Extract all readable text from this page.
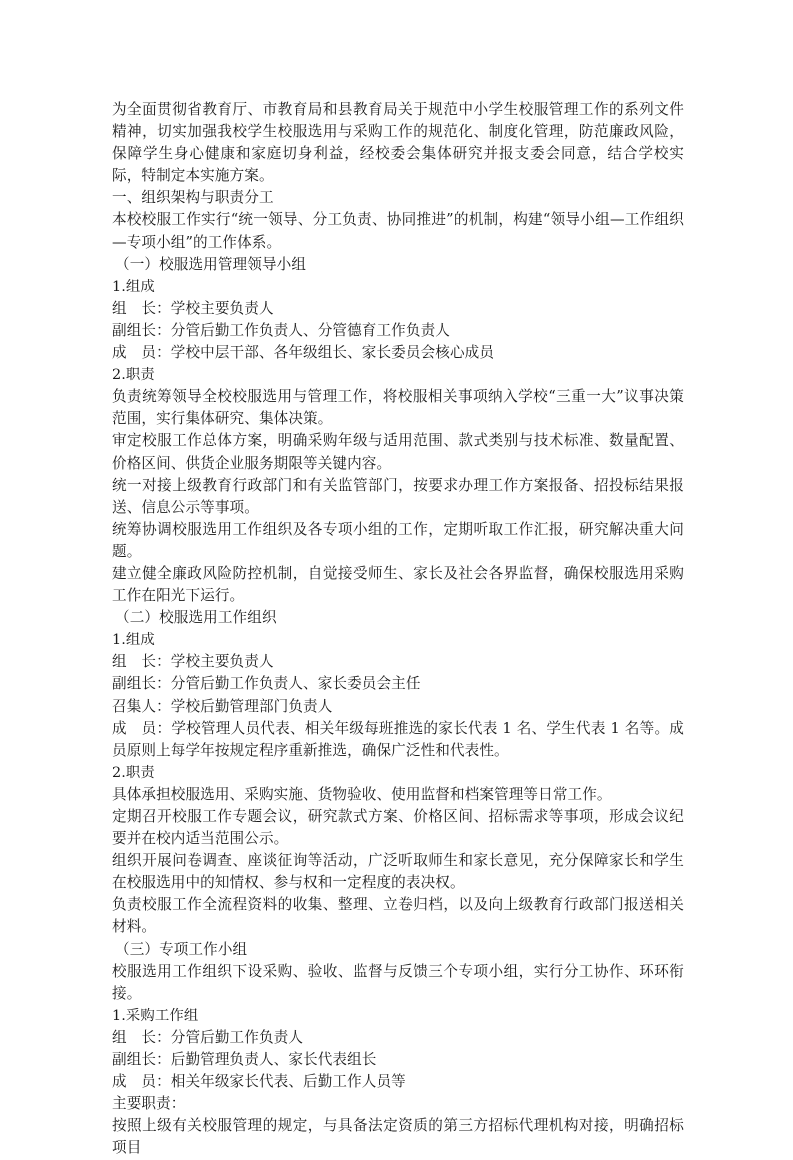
为全面贯彻省教育厅、市教育局和县教育局关于规范中小学生校服管理工作的系列文件精神，切实加强我校学生校服选用与采购工作的规范化、制度化管理，防范廉政风险，保障学生身心健康和家庭切身利益，经校委会集体研究并报支委会同意，结合学校实际，特制定本实施方案。

一、组织架构与职责分工

本校校服工作实行“统一领导、分工负责、协同推进”的机制，构建“领导小组—工作组织—专项小组”的工作体系。

（一）校服选用管理领导小组

1.组成

组　长：学校主要负责人

副组长：分管后勤工作负责人、分管德育工作负责人

成　员：学校中层干部、各年级组长、家长委员会核心成员

2.职责

负责统筹领导全校校服选用与管理工作，将校服相关事项纳入学校“三重一大”议事决策范围，实行集体研究、集体决策。

审定校服工作总体方案，明确采购年级与适用范围、款式类别与技术标准、数量配置、价格区间、供货企业服务期限等关键内容。

统一对接上级教育行政部门和有关监管部门，按要求办理工作方案报备、招投标结果报送、信息公示等事项。

统筹协调校服选用工作组织及各专项小组的工作，定期听取工作汇报，研究解决重大问题。

建立健全廉政风险防控机制，自觉接受师生、家长及社会各界监督，确保校服选用采购工作在阳光下运行。

（二）校服选用工作组织

1.组成

组　长：学校主要负责人

副组长：分管后勤工作负责人、家长委员会主任

召集人：学校后勤管理部门负责人

成　员：学校管理人员代表、相关年级每班推选的家长代表 1 名、学生代表 1 名等。成员原则上每学年按规定程序重新推选，确保广泛性和代表性。

2.职责

具体承担校服选用、采购实施、货物验收、使用监督和档案管理等日常工作。

定期召开校服工作专题会议，研究款式方案、价格区间、招标需求等事项，形成会议纪要并在校内适当范围公示。

组织开展问卷调查、座谈征询等活动，广泛听取师生和家长意见，充分保障家长和学生在校服选用中的知情权、参与权和一定程度的表决权。

负责校服工作全流程资料的收集、整理、立卷归档，以及向上级教育行政部门报送相关材料。

（三）专项工作小组

校服选用工作组织下设采购、验收、监督与反馈三个专项小组，实行分工协作、环环衔接。

1.采购工作组

组　长：分管后勤工作负责人

副组长：后勤管理负责人、家长代表组长

成　员：相关年级家长代表、后勤工作人员等

主要职责：

按照上级有关校服管理的规定，与具备法定资质的第三方招标代理机构对接，明确招标项目
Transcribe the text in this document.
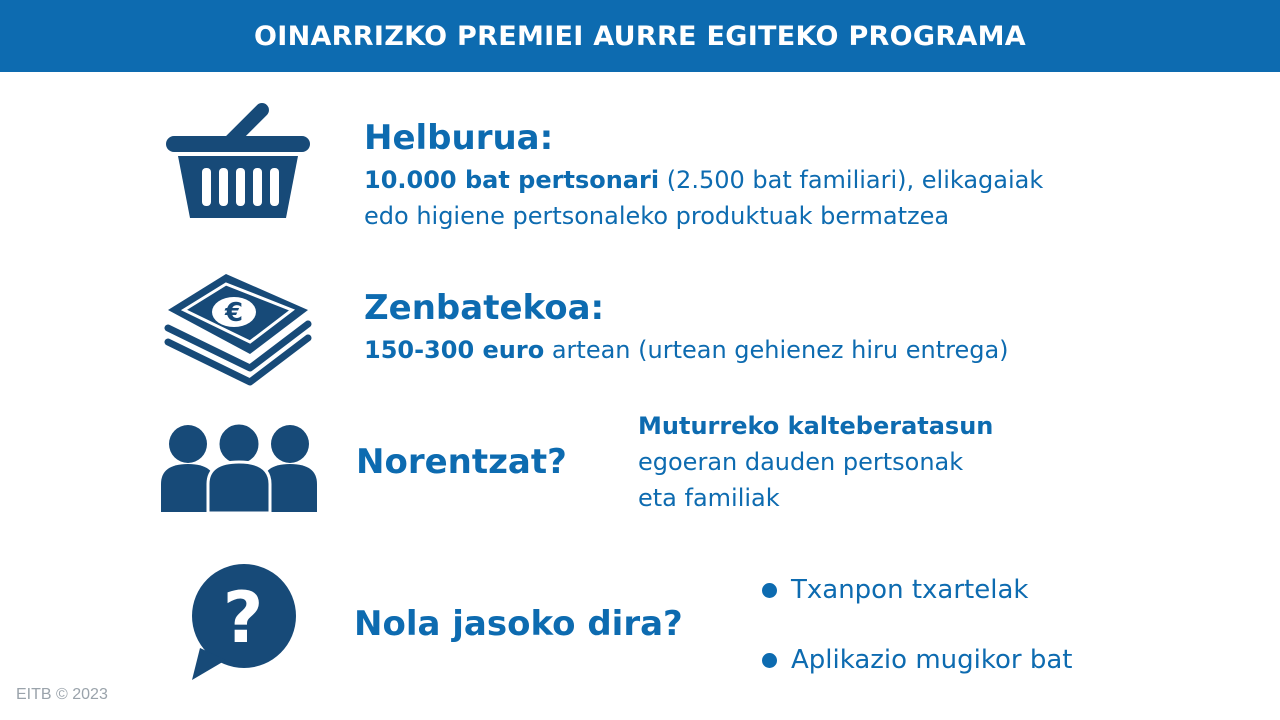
OINARRIZKO PREMIEI AURRE EGITEKO PROGRAMA
Helburua:
10.000 bat pertsonari (2.500 bat familiari), elikagaiak
edo higiene pertsonaleko produktuak bermatzea
€	Zenbatekoa:
150-300 euro artean (urtean gehienez hiru entrega)
Norentzat?
Muturreko kalteberatasun
egoeran dauden pertsonak
eta familiak
?	Nola jasoko dira?
Txanpon txartelak
Aplikazio mugikor bat
EITB © 2023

EXERCISE DESCRIPTION
Copy all the data exactly as written, but skip any picture.

TASK RESULT
Extract all readable text from this page.
为全面贯彻省教育厅、市教育局和县教育局关于规范中小学生校服管理工作的系列文件精神，切实加强我校学生校服选用与采购工作的规范化、制度化管理，防范廉政风险，保障学生身心健康和家庭切身利益，经校委会集体研究并报支委会同意，结合学校实际，特制定本实施方案。

一、组织架构与职责分工

本校校服工作实行“统一领导、分工负责、协同推进”的机制，构建“领导小组—工作组织—专项小组”的工作体系。

（一）校服选用管理领导小组

1.组成

组　长：学校主要负责人

副组长：分管后勤工作负责人、分管德育工作负责人

成　员：学校中层干部、各年级组长、家长委员会核心成员

2.职责

负责统筹领导全校校服选用与管理工作，将校服相关事项纳入学校“三重一大”议事决策范围，实行集体研究、集体决策。

审定校服工作总体方案，明确采购年级与适用范围、款式类别与技术标准、数量配置、价格区间、供货企业服务期限等关键内容。

统一对接上级教育行政部门和有关监管部门，按要求办理工作方案报备、招投标结果报送、信息公示等事项。

统筹协调校服选用工作组织及各专项小组的工作，定期听取工作汇报，研究解决重大问题。

建立健全廉政风险防控机制，自觉接受师生、家长及社会各界监督，确保校服选用采购工作在阳光下运行。

（二）校服选用工作组织

1.组成

组　长：学校主要负责人

副组长：分管后勤工作负责人、家长委员会主任

召集人：学校后勤管理部门负责人

成　员：学校管理人员代表、相关年级每班推选的家长代表 1 名、学生代表 1 名等。成员原则上每学年按规定程序重新推选，确保广泛性和代表性。

2.职责

具体承担校服选用、采购实施、货物验收、使用监督和档案管理等日常工作。

定期召开校服工作专题会议，研究款式方案、价格区间、招标需求等事项，形成会议纪要并在校内适当范围公示。

组织开展问卷调查、座谈征询等活动，广泛听取师生和家长意见，充分保障家长和学生在校服选用中的知情权、参与权和一定程度的表决权。

负责校服工作全流程资料的收集、整理、立卷归档，以及向上级教育行政部门报送相关材料。

（三）专项工作小组

校服选用工作组织下设采购、验收、监督与反馈三个专项小组，实行分工协作、环环衔接。

1.采购工作组

组　长：分管后勤工作负责人

副组长：后勤管理负责人、家长代表组长

成　员：相关年级家长代表、后勤工作人员等

主要职责：

按照上级有关校服管理的规定，与具备法定资质的第三方招标代理机构对接，明确招标项目
Transcribe the text in this document.
OINARRIZKO PREMIEI AURRE EGITEKO PROGRAMA
Helburua:
10.000 bat pertsonari (2.500 bat familiari), elikagaiak
edo higiene pertsonaleko produktuak bermatzea
€	Zenbatekoa:
150-300 euro artean (urtean gehienez hiru entrega)
Norentzat?
Muturreko kalteberatasun
egoeran dauden pertsonak
eta familiak
?	Nola jasoko dira?
Txanpon txartelak
Aplikazio mugikor bat
EITB © 2023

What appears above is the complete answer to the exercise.